Looking at the data below, count the lines that contain the string "تحدث". Write only the total.

Data excerpts
• • • • •

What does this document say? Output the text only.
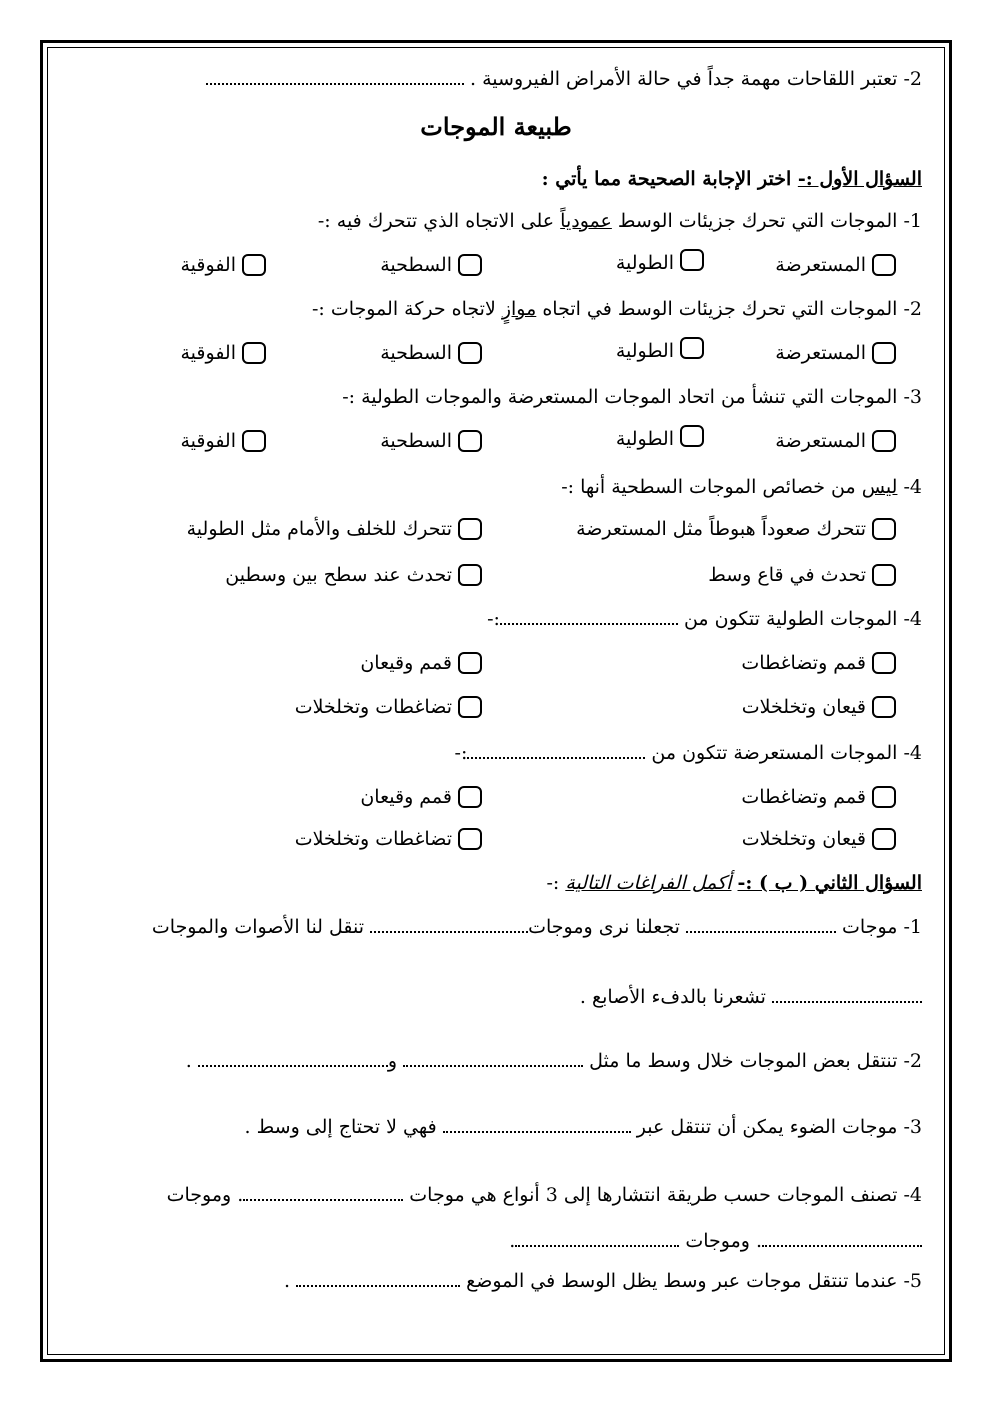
2- تعتبر اللقاحات مهمة جداً في حالة الأمراض الفيروسية .
طبيعة الموجات
السؤال الأول :- اختر الإجابة الصحيحة مما يأتي :
1- الموجات التي تحرك جزيئات الوسط عمودياً على الاتجاه الذي تتحرك فيه :-
المستعرضة
الطولية
السطحية
الفوقية
2- الموجات التي تحرك جزيئات الوسط في اتجاه موازٍ لاتجاه حركة الموجات :-
المستعرضة
الطولية
السطحية
الفوقية
3- الموجات التي تنشأ من اتحاد الموجات المستعرضة والموجات الطولية :-
المستعرضة
الطولية
السطحية
الفوقية
4- ليس من خصائص الموجات السطحية أنها :-
تتحرك صعوداً هبوطاً مثل المستعرضة
تتحرك للخلف والأمام مثل الطولية
تحدث في قاع وسط
تحدث عند سطح بين وسطين
4- الموجات الطولية تتكون من :-
قمم وتضاغطات
قمم وقيعان
قيعان وتخلخلات
تضاغطات وتخلخلات
4- الموجات المستعرضة تتكون من :-
قمم وتضاغطات
قمم وقيعان
قيعان وتخلخلات
تضاغطات وتخلخلات
السؤال الثاني ( ب ) :- أكمل الفراغات التالية :-
1- موجات  تجعلنا نرى وموجات تنقل لنا الأصوات والموجات
تشعرنا بالدفء الأصابع .
2- تنتقل بعض الموجات خلال وسط ما مثل  و .
3- موجات الضوء يمكن أن تنتقل عبر  فهي لا تحتاج إلى وسط .
4- تصنف الموجات حسب طريقة انتشارها إلى 3 أنواع هي موجات . وموجات
. وموجات .
5- عندما تنتقل موجات عبر وسط يظل الوسط في الموضع  .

• • • • •

:: Exercise output ::
2